**RECORDS PROVIDED**
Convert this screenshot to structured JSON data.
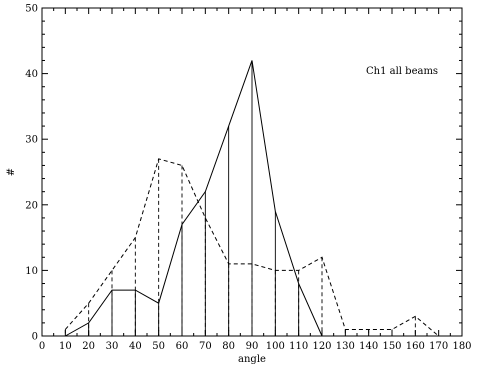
{
  "chart_data": {
    "type": "line",
    "annotation": "Ch1 all beams",
    "xlabel": "angle",
    "ylabel": "#",
    "xlim": [
      0,
      180
    ],
    "ylim": [
      0,
      50
    ],
    "xticks": [
      0,
      10,
      20,
      30,
      40,
      50,
      60,
      70,
      80,
      90,
      100,
      110,
      120,
      130,
      140,
      150,
      160,
      170,
      180
    ],
    "yticks": [
      0,
      10,
      20,
      30,
      40,
      50
    ],
    "grid": false,
    "series": [
      {
        "style": "solid",
        "render": "histogram-with-drop-lines",
        "x": [
          10,
          20,
          30,
          40,
          50,
          60,
          70,
          80,
          90,
          100,
          110,
          120
        ],
        "y": [
          0,
          2,
          7,
          7,
          5,
          17,
          22,
          32,
          42,
          19,
          8,
          0
        ]
      },
      {
        "style": "dashed",
        "render": "histogram-with-drop-lines",
        "x": [
          10,
          20,
          30,
          40,
          50,
          60,
          70,
          80,
          90,
          100,
          110,
          120,
          130,
          140,
          150,
          160,
          170
        ],
        "y": [
          1,
          5,
          10,
          15,
          27,
          26,
          18,
          11,
          11,
          10,
          10,
          12,
          1,
          1,
          1,
          3,
          0
        ]
      }
    ]
  }
}
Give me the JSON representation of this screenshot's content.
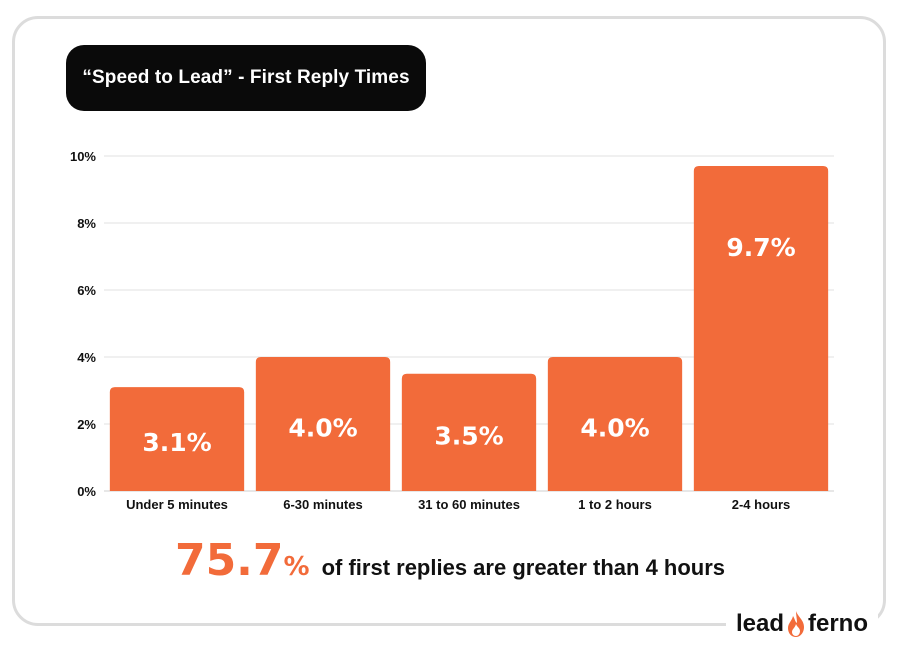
{
  "title": "“Speed to Lead” - First Reply Times",
  "colors": {
    "bar": "#f26b3a",
    "accent": "#f26b3a",
    "grid": "#e2e2e2",
    "title_bg": "#0a0a0a"
  },
  "chart_data": {
    "type": "bar",
    "title": "“Speed to Lead” - First Reply Times",
    "categories": [
      "Under 5 minutes",
      "6-30 minutes",
      "31 to 60 minutes",
      "1 to 2 hours",
      "2-4 hours"
    ],
    "values": [
      3.1,
      4.0,
      3.5,
      4.0,
      9.7
    ],
    "data_labels": [
      "3.1%",
      "4.0%",
      "3.5%",
      "4.0%",
      "9.7%"
    ],
    "yticks": [
      0,
      2,
      4,
      6,
      8,
      10
    ],
    "ytick_labels": [
      "0%",
      "2%",
      "4%",
      "6%",
      "8%",
      "10%"
    ],
    "ylim": [
      0,
      10
    ],
    "xlabel": "",
    "ylabel": "",
    "grid": true,
    "legend": "none"
  },
  "callout": {
    "number": "75.7",
    "unit": "%",
    "text": "of first replies are greater than 4 hours"
  },
  "logo": {
    "left": "lead",
    "icon": "flame-icon",
    "right": "ferno"
  }
}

**GIVEN PROBLEM**
Return all of the data exactly as written, and drop the pictures.

**THE COMPLETED TASK**
Convert this screenshot to structured JSON data.
{
  "chart_data": {
    "type": "line",
    "annotation": "Ch1 all beams",
    "xlabel": "angle",
    "ylabel": "#",
    "xlim": [
      0,
      180
    ],
    "ylim": [
      0,
      50
    ],
    "xticks": [
      0,
      10,
      20,
      30,
      40,
      50,
      60,
      70,
      80,
      90,
      100,
      110,
      120,
      130,
      140,
      150,
      160,
      170,
      180
    ],
    "yticks": [
      0,
      10,
      20,
      30,
      40,
      50
    ],
    "grid": false,
    "series": [
      {
        "style": "solid",
        "render": "histogram-with-drop-lines",
        "x": [
          10,
          20,
          30,
          40,
          50,
          60,
          70,
          80,
          90,
          100,
          110,
          120
        ],
        "y": [
          0,
          2,
          7,
          7,
          5,
          17,
          22,
          32,
          42,
          19,
          8,
          0
        ]
      },
      {
        "style": "dashed",
        "render": "histogram-with-drop-lines",
        "x": [
          10,
          20,
          30,
          40,
          50,
          60,
          70,
          80,
          90,
          100,
          110,
          120,
          130,
          140,
          150,
          160,
          170
        ],
        "y": [
          1,
          5,
          10,
          15,
          27,
          26,
          18,
          11,
          11,
          10,
          10,
          12,
          1,
          1,
          1,
          3,
          0
        ]
      }
    ]
  }
}
Give me the JSON representation of this screenshot's content.
{
  "title": "“Speed to Lead” - First Reply Times",
  "colors": {
    "bar": "#f26b3a",
    "accent": "#f26b3a",
    "grid": "#e2e2e2",
    "title_bg": "#0a0a0a"
  },
  "chart_data": {
    "type": "bar",
    "title": "“Speed to Lead” - First Reply Times",
    "categories": [
      "Under 5 minutes",
      "6-30 minutes",
      "31 to 60 minutes",
      "1 to 2 hours",
      "2-4 hours"
    ],
    "values": [
      3.1,
      4.0,
      3.5,
      4.0,
      9.7
    ],
    "data_labels": [
      "3.1%",
      "4.0%",
      "3.5%",
      "4.0%",
      "9.7%"
    ],
    "yticks": [
      0,
      2,
      4,
      6,
      8,
      10
    ],
    "ytick_labels": [
      "0%",
      "2%",
      "4%",
      "6%",
      "8%",
      "10%"
    ],
    "ylim": [
      0,
      10
    ],
    "xlabel": "",
    "ylabel": "",
    "grid": true,
    "legend": "none"
  },
  "callout": {
    "number": "75.7",
    "unit": "%",
    "text": "of first replies are greater than 4 hours"
  },
  "logo": {
    "left": "lead",
    "icon": "flame-icon",
    "right": "ferno"
  }
}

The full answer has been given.